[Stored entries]
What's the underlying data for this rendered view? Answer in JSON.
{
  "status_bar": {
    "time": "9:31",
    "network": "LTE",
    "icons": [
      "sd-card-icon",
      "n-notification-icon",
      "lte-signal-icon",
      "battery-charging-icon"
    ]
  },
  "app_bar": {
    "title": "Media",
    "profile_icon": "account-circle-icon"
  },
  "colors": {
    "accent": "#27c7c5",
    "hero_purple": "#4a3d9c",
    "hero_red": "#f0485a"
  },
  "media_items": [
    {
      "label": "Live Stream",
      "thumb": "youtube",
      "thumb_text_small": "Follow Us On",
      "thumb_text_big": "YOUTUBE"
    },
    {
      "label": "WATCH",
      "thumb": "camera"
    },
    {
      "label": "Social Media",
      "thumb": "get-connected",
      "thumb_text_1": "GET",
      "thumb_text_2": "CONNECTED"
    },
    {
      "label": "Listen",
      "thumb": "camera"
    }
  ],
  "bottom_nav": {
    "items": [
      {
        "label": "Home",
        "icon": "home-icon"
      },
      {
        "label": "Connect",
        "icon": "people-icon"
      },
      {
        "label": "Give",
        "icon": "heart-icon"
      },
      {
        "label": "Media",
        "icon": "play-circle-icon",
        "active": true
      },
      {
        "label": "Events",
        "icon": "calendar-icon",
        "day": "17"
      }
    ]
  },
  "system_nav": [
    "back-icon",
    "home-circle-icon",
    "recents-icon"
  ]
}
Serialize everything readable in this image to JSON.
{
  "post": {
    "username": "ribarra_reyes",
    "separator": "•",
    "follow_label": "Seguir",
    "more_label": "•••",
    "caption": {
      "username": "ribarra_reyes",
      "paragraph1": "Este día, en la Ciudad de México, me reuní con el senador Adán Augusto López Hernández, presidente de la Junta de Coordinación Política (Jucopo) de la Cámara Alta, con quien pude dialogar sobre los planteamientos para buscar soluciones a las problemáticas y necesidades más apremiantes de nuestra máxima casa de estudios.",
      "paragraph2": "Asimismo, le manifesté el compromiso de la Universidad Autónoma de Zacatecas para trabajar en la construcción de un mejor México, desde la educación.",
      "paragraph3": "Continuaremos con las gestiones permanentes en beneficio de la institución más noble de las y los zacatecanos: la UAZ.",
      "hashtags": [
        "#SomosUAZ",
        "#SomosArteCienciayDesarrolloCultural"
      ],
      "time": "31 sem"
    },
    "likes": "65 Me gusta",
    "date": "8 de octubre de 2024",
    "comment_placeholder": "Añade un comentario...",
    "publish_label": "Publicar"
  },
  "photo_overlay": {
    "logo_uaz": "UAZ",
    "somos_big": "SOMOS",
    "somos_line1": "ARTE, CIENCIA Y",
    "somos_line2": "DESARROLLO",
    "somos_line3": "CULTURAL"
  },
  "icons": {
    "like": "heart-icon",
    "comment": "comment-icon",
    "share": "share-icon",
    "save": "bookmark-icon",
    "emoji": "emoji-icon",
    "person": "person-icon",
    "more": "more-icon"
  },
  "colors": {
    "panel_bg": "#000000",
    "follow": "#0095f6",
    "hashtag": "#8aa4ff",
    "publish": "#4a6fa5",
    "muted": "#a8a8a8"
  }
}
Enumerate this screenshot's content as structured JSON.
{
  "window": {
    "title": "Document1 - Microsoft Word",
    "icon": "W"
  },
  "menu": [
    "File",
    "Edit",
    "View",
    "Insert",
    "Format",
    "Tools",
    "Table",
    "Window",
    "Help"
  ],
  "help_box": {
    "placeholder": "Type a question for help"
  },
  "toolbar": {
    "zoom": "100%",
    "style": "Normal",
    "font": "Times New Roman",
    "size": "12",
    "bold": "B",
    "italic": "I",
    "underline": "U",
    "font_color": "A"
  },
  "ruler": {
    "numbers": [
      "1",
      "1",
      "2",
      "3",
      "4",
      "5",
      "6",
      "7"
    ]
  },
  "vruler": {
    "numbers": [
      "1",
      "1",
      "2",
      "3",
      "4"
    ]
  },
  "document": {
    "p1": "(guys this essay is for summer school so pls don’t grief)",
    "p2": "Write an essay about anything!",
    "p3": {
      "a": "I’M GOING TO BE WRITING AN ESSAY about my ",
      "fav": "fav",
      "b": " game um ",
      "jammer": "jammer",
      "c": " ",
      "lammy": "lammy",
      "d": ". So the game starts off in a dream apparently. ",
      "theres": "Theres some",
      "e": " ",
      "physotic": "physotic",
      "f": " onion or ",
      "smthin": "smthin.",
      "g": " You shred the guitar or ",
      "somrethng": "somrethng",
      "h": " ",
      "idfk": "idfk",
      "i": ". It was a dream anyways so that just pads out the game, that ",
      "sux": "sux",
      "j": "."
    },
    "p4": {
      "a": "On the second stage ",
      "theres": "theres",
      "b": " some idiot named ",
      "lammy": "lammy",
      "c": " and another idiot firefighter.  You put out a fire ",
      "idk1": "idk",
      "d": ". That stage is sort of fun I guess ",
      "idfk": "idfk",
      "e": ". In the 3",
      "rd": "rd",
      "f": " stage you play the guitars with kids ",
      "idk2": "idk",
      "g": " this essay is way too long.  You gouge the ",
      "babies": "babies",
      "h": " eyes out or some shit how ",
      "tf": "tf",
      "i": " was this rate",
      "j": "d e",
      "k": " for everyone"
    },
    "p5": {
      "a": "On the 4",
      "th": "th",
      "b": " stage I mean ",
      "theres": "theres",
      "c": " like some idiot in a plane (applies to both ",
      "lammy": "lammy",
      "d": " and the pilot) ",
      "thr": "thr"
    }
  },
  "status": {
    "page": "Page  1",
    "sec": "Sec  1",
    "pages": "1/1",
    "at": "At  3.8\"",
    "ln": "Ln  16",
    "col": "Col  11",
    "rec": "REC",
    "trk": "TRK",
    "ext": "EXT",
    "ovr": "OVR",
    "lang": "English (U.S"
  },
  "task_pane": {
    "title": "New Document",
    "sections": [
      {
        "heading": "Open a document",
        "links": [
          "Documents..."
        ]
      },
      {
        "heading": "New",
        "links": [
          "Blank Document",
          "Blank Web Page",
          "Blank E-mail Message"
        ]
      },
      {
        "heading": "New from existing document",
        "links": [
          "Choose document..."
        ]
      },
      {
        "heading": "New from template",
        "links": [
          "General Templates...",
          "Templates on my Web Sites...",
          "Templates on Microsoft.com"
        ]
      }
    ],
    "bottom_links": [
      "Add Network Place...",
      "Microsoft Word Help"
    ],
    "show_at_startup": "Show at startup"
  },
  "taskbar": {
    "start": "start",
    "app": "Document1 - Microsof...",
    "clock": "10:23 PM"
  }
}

### TASK DESCRIPTION:
Gather every line containing the word "stage" and copy it.

### WORKED ANSWER:
      "a": "On the second stage ",
      "d": ". That stage is sort of fun I guess ",
      "f": " stage you play the guitars with kids ",
      "b": " stage I mean ",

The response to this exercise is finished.